Repeat every line below exactly as it reads.

**The records**
***

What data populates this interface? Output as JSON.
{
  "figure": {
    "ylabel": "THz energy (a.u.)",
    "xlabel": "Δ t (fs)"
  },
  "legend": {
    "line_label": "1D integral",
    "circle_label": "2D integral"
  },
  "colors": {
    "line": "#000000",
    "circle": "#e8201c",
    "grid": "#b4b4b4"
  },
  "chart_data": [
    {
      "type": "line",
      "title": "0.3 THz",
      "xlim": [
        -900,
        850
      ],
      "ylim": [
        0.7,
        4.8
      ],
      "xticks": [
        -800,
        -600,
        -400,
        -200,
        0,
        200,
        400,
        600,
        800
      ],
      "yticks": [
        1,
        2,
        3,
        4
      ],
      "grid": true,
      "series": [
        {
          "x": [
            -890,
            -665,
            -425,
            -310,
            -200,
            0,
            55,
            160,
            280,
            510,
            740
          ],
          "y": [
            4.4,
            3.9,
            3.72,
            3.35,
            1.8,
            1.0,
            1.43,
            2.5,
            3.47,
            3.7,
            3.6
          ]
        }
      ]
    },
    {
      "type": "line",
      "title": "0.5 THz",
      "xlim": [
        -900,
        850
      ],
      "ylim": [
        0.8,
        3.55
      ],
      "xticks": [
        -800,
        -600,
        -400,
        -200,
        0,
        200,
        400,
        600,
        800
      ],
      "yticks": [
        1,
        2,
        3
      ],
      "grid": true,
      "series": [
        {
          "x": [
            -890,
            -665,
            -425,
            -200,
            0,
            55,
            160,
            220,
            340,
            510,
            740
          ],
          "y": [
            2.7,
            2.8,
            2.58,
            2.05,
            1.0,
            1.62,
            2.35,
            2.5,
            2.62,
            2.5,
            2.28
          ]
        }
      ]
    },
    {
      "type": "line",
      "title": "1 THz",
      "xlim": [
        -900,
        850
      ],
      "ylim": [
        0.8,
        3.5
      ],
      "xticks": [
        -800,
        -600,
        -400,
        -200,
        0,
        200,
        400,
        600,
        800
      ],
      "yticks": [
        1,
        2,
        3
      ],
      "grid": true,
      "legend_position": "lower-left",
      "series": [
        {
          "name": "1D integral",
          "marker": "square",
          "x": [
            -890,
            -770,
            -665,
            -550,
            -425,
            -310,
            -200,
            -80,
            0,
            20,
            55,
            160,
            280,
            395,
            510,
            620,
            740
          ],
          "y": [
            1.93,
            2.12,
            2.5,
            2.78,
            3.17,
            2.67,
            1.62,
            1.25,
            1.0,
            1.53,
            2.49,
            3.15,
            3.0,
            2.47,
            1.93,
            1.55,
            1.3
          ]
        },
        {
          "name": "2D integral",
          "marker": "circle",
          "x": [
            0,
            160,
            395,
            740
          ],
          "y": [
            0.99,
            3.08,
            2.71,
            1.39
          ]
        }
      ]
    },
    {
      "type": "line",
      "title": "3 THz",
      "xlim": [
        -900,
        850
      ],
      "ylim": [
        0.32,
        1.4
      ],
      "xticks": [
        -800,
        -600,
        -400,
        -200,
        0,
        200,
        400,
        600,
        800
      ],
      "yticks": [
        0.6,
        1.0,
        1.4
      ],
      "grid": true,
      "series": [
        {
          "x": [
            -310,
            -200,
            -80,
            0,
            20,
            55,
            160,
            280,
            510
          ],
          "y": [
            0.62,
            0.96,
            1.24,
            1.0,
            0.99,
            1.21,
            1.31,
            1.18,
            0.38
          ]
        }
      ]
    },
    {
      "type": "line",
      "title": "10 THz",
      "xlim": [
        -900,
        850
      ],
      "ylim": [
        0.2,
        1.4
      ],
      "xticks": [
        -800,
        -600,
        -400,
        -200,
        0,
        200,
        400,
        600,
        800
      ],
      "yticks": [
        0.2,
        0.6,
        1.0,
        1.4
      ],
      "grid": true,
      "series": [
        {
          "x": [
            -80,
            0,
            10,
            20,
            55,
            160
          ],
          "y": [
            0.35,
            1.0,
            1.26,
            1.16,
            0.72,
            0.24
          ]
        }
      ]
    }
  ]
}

***

**Correct result**
What data populates this interface? Output as JSON.
{
  "figure": {
    "ylabel": "THz energy (a.u.)",
    "xlabel": "Δ t (fs)"
  },
  "legend": {
    "line_label": "1D integral",
    "circle_label": "2D integral"
  },
  "colors": {
    "line": "#000000",
    "circle": "#e8201c",
    "grid": "#b4b4b4"
  },
  "chart_data": [
    {
      "type": "line",
      "title": "0.3 THz",
      "xlim": [
        -900,
        850
      ],
      "ylim": [
        0.7,
        4.8
      ],
      "xticks": [
        -800,
        -600,
        -400,
        -200,
        0,
        200,
        400,
        600,
        800
      ],
      "yticks": [
        1,
        2,
        3,
        4
      ],
      "grid": true,
      "series": [
        {
          "x": [
            -890,
            -665,
            -425,
            -310,
            -200,
            0,
            55,
            160,
            280,
            510,
            740
          ],
          "y": [
            4.4,
            3.9,
            3.72,
            3.35,
            1.8,
            1.0,
            1.43,
            2.5,
            3.47,
            3.7,
            3.6
          ]
        }
      ]
    },
    {
      "type": "line",
      "title": "0.5 THz",
      "xlim": [
        -900,
        850
      ],
      "ylim": [
        0.8,
        3.55
      ],
      "xticks": [
        -800,
        -600,
        -400,
        -200,
        0,
        200,
        400,
        600,
        800
      ],
      "yticks": [
        1,
        2,
        3
      ],
      "grid": true,
      "series": [
        {
          "x": [
            -890,
            -665,
            -425,
            -200,
            0,
            55,
            160,
            220,
            340,
            510,
            740
          ],
          "y": [
            2.7,
            2.8,
            2.58,
            2.05,
            1.0,
            1.62,
            2.35,
            2.5,
            2.62,
            2.5,
            2.28
          ]
        }
      ]
    },
    {
      "type": "line",
      "title": "1 THz",
      "xlim": [
        -900,
        850
      ],
      "ylim": [
        0.8,
        3.5
      ],
      "xticks": [
        -800,
        -600,
        -400,
        -200,
        0,
        200,
        400,
        600,
        800
      ],
      "yticks": [
        1,
        2,
        3
      ],
      "grid": true,
      "legend_position": "lower-left",
      "series": [
        {
          "name": "1D integral",
          "marker": "square",
          "x": [
            -890,
            -770,
            -665,
            -550,
            -425,
            -310,
            -200,
            -80,
            0,
            20,
            55,
            160,
            280,
            395,
            510,
            620,
            740
          ],
          "y": [
            1.93,
            2.12,
            2.5,
            2.78,
            3.17,
            2.67,
            1.62,
            1.25,
            1.0,
            1.53,
            2.49,
            3.15,
            3.0,
            2.47,
            1.93,
            1.55,
            1.3
          ]
        },
        {
          "name": "2D integral",
          "marker": "circle",
          "x": [
            0,
            160,
            395,
            740
          ],
          "y": [
            0.99,
            3.08,
            2.71,
            1.39
          ]
        }
      ]
    },
    {
      "type": "line",
      "title": "3 THz",
      "xlim": [
        -900,
        850
      ],
      "ylim": [
        0.32,
        1.4
      ],
      "xticks": [
        -800,
        -600,
        -400,
        -200,
        0,
        200,
        400,
        600,
        800
      ],
      "yticks": [
        0.6,
        1.0,
        1.4
      ],
      "grid": true,
      "series": [
        {
          "x": [
            -310,
            -200,
            -80,
            0,
            20,
            55,
            160,
            280,
            510
          ],
          "y": [
            0.62,
            0.96,
            1.24,
            1.0,
            0.99,
            1.21,
            1.31,
            1.18,
            0.38
          ]
        }
      ]
    },
    {
      "type": "line",
      "title": "10 THz",
      "xlim": [
        -900,
        850
      ],
      "ylim": [
        0.2,
        1.4
      ],
      "xticks": [
        -800,
        -600,
        -400,
        -200,
        0,
        200,
        400,
        600,
        800
      ],
      "yticks": [
        0.2,
        0.6,
        1.0,
        1.4
      ],
      "grid": true,
      "series": [
        {
          "x": [
            -80,
            0,
            10,
            20,
            55,
            160
          ],
          "y": [
            0.35,
            1.0,
            1.26,
            1.16,
            0.72,
            0.24
          ]
        }
      ]
    }
  ]
}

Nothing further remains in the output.